PROBLEM DETAILS »
Extract, from the listing that follows, each line containing the word "name".

MATERIAL TO PROCESS »
● ● ● ● ●

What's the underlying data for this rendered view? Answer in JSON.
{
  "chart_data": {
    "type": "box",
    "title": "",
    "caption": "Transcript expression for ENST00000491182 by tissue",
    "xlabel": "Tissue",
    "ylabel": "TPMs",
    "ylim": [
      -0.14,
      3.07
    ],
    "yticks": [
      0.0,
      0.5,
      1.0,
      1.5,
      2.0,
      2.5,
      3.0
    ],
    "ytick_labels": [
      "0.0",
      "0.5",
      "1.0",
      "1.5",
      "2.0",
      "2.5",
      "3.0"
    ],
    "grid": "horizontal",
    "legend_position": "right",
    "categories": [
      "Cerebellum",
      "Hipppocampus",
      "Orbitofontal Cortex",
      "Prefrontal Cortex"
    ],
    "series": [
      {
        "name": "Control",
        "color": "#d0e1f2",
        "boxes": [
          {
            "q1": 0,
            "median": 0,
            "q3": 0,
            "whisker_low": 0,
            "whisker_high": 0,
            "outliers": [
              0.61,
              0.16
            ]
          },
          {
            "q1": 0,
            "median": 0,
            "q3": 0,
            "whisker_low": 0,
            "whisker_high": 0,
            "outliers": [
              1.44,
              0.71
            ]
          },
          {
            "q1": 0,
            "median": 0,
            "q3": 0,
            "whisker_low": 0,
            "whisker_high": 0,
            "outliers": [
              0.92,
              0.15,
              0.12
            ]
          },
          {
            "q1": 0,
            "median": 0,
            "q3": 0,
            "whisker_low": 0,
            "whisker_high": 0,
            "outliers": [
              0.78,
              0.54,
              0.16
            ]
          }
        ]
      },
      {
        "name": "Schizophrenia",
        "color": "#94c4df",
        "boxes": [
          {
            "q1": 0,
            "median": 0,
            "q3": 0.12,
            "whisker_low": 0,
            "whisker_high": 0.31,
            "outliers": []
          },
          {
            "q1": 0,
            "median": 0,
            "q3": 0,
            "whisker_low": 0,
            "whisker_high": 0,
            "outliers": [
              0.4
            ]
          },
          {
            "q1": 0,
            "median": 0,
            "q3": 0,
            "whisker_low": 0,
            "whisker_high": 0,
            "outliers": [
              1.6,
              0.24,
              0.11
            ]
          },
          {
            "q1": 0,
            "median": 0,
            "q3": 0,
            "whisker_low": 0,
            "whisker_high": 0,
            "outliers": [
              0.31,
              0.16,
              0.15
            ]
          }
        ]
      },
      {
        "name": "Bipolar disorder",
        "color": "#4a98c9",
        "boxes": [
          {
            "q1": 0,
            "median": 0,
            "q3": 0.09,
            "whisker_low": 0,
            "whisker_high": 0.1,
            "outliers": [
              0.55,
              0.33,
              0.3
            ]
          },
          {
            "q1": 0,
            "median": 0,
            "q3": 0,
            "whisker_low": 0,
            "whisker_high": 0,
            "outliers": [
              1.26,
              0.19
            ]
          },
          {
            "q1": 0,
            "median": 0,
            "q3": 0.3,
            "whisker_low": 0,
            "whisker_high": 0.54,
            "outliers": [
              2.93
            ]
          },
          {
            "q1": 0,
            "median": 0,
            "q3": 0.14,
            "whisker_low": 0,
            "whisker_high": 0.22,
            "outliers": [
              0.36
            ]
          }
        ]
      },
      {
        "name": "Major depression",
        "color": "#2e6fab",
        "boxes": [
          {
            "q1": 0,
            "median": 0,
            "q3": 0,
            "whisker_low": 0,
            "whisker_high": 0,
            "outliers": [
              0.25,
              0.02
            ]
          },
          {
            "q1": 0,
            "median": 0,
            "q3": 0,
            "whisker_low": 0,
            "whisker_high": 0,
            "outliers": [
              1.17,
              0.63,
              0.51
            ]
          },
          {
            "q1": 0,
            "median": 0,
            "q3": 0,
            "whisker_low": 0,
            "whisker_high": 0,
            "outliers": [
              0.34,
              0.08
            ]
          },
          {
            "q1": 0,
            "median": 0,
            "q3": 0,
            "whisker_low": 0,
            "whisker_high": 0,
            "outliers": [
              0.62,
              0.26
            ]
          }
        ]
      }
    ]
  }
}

● ● ● ● ●

OUTPUT »
        "name": "Control",
        "name": "Schizophrenia",
        "name": "Bipolar disorder",
        "name": "Major depression",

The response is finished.